## FRAGMENTO DEL DOCUMENTO
####################

El segundo problema de la oposición tiene que ver con que no se sabe exactamente quién es su líder principal. Para resolver esto, la oposición debe hacer dos cosas: i. acordar y comprometerse a cumplir las reglas del juego (el método de lucha para sacar al chavismo de Miraflores); y ii. elegir a una sola persona como su líder oficial y principal.

 

El plan de vuelo

 

En caso de que la opción diálogo-elecciones prevalezca, el paso siguiente es definir la plataforma de unidad electoral que utilizarán para tales contiendas (probablemente la MUD cumpliría dicho rol).

 

De igual modo, tendrán que decirle la verdad a sus seguidores, es decir, reconocer que no pueden sacar a Maduro este año porque su método de lucha es pacífico y electoral. Esto significa que la batalla decisiva sería en el 2018, año en el cual debe realizarse la próxima elección presidencial, de acuerdo a lo previsto en la constitución nacional.

####################

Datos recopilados
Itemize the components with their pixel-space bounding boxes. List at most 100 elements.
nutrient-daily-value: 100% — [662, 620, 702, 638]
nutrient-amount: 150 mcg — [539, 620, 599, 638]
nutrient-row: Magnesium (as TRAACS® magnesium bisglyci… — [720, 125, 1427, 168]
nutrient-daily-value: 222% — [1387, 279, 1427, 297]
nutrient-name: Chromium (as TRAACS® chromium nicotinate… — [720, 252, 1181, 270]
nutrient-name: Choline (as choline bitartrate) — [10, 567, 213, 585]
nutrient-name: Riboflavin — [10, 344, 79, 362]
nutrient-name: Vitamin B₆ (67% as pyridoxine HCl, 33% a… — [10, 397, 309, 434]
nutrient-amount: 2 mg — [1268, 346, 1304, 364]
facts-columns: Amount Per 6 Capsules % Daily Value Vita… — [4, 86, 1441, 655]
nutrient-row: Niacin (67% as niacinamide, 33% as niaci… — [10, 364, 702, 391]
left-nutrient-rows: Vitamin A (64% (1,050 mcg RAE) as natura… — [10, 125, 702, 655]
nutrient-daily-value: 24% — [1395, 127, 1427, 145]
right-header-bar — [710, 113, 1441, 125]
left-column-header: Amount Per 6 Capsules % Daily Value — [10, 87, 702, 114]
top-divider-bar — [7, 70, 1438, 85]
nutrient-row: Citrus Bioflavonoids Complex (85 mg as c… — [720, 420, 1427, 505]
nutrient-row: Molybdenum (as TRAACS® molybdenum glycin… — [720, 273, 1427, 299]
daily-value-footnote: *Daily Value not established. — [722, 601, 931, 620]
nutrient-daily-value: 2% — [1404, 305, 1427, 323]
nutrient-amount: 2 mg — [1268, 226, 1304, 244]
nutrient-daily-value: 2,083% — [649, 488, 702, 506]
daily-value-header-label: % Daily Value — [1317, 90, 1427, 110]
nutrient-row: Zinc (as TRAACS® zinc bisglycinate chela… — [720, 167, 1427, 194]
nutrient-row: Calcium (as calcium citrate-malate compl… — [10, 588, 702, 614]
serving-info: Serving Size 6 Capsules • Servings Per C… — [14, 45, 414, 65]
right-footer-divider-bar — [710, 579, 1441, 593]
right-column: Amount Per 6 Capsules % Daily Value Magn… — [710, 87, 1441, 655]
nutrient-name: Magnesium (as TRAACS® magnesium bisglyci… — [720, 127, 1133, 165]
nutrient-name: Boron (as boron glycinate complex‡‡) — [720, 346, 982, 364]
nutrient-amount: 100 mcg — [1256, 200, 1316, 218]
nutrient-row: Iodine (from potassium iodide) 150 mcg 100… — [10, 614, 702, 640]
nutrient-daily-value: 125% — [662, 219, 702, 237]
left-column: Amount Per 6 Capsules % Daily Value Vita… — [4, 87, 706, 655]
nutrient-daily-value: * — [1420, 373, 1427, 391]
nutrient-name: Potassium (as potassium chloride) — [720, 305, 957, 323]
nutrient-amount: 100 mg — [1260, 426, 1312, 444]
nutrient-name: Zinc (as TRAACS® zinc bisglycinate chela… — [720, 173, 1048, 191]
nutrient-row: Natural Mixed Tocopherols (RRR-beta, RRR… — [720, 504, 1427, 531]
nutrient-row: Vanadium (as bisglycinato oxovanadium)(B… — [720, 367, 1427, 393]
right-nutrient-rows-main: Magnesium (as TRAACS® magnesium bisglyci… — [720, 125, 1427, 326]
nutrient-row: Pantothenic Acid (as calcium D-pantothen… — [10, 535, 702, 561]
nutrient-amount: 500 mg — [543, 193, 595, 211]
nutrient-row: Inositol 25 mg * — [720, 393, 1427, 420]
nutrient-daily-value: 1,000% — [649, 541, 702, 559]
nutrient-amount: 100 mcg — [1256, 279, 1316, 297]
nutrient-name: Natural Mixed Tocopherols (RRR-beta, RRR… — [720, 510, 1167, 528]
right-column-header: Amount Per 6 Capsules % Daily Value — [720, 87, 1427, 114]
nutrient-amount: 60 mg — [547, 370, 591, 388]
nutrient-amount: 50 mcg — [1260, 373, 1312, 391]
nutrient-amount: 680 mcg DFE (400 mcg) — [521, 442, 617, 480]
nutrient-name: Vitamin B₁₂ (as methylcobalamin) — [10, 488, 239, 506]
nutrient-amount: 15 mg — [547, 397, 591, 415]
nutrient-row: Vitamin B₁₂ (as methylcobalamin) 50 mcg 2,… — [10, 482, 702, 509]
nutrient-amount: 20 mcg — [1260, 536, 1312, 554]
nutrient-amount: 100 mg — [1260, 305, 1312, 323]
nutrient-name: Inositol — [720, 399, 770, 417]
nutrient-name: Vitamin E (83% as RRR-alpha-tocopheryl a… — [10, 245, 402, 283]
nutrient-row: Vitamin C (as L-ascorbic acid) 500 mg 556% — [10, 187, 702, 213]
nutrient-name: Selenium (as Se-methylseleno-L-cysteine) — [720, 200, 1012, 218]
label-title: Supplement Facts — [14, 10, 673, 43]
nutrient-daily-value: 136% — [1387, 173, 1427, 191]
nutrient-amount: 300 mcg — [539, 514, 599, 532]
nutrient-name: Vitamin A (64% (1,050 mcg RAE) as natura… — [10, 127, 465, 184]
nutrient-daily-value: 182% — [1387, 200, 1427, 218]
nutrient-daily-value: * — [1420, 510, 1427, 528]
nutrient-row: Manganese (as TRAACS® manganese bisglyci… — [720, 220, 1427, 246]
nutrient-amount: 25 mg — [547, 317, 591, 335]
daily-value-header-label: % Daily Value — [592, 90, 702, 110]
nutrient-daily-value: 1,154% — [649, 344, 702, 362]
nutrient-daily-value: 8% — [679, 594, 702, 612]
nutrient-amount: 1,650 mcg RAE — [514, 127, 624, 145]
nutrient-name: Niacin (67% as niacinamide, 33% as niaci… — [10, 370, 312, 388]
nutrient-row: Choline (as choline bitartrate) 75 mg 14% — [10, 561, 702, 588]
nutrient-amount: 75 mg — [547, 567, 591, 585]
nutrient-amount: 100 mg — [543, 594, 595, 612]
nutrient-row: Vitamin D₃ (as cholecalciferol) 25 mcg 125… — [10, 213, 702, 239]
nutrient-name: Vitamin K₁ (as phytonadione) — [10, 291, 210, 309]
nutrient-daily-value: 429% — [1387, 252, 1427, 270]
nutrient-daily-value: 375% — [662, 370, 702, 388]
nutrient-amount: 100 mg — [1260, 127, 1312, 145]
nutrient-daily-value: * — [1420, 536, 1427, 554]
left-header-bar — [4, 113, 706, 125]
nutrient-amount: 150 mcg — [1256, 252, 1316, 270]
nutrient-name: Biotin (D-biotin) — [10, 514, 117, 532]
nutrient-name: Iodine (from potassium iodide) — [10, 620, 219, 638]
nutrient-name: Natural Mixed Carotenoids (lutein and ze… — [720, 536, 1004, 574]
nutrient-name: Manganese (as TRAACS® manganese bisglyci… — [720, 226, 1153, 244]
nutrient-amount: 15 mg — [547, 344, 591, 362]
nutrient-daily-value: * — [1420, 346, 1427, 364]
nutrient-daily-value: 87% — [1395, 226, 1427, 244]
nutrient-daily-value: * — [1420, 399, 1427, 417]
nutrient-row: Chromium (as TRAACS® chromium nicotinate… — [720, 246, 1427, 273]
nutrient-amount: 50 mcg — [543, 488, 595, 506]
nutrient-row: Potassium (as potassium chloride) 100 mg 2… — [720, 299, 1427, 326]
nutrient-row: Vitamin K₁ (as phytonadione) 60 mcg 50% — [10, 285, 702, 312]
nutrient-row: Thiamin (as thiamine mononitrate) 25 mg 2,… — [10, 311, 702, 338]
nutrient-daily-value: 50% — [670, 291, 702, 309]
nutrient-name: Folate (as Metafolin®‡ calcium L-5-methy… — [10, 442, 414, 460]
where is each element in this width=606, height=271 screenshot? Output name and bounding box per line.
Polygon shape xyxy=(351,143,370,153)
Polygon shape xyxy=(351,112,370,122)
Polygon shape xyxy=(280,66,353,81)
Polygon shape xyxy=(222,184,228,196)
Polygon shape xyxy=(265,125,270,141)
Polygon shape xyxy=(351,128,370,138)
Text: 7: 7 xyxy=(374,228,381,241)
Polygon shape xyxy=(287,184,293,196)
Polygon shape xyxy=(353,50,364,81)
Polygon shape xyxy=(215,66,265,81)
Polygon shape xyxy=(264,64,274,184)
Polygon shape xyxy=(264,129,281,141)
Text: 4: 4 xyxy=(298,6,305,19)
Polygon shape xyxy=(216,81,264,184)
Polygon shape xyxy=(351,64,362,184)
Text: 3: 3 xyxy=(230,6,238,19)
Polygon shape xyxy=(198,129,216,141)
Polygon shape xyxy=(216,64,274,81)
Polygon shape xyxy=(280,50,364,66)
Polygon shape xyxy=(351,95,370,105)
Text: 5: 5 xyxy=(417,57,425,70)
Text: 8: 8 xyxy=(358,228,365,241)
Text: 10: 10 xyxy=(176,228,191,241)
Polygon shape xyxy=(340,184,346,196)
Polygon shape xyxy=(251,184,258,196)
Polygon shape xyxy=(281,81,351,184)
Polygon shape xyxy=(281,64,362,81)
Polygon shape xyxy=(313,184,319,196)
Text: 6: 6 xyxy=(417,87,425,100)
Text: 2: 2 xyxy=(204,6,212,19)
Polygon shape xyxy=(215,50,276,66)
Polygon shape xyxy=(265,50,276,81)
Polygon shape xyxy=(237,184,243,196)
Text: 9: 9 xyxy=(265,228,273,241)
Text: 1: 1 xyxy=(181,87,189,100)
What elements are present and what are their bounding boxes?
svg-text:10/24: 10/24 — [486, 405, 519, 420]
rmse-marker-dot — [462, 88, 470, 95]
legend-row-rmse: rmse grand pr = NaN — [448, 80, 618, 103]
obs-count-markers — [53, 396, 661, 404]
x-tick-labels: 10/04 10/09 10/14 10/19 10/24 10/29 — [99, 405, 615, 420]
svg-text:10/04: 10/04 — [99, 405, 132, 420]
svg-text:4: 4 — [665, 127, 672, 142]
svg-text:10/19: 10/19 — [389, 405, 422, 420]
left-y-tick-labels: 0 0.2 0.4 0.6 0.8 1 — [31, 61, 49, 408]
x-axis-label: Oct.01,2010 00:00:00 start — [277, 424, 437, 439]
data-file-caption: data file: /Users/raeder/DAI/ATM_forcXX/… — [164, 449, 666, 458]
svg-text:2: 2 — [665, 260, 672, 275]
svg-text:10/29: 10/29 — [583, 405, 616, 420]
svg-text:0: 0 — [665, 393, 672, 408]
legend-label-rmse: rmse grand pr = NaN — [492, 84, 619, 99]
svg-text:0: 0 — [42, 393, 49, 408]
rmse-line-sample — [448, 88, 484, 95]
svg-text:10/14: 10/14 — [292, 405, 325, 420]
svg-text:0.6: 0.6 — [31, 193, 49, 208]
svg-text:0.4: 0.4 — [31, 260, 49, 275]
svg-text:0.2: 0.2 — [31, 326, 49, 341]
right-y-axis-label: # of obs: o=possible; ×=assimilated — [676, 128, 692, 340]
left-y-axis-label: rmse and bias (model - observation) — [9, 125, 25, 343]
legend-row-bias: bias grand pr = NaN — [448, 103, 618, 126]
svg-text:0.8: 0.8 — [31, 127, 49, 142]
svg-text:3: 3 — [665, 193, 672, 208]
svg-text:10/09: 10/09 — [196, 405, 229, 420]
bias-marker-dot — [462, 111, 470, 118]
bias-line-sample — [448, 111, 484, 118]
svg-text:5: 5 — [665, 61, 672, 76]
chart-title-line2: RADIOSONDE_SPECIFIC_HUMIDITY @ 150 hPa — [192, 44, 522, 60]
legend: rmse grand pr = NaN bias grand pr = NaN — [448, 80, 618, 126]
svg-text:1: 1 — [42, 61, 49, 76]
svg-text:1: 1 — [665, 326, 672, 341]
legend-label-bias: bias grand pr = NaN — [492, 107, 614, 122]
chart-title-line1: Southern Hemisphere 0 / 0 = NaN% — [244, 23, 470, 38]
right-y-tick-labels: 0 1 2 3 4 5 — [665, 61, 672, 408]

####################

## CONSIGNA A
Según el fragmento del documento, ¿en qué año debe realizarse la próxima elección presidencial?
## CONSIGNA B
Traduce al inglés esta oración del fragmento del documento: "El segundo problema de la oposición tiene que ver con que no se sabe exactamente quién es su líder principal."
## CONSIGNA C
Reproduce textualmente el pasaje del fragmento del documento que comienza en las palabras "El plan de vuelo" y se detiene después de "la constitución nacional.".

## RESPUESTA FINAL A
En 2018.

## RESPUESTA FINAL B
The opposition's second problem has to do with the fact that it is not known exactly who its main leader is.

## RESPUESTA FINAL C
El plan de vuelo

 

En caso de que la opción diálogo-elecciones prevalezca, el paso siguiente es definir la plataforma de unidad electoral que utilizarán para tales contiendas (probablemente la MUD cumpliría dicho rol).

 

De igual modo, tendrán que decirle la verdad a sus seguidores, es decir, reconocer que no pueden sacar a Maduro este año porque su método de lucha es pacífico y electoral. Esto significa que la batalla decisiva sería en el 2018, año en el cual debe realizarse la próxima elección presidencial, de acuerdo a lo previsto en la constitución nacional.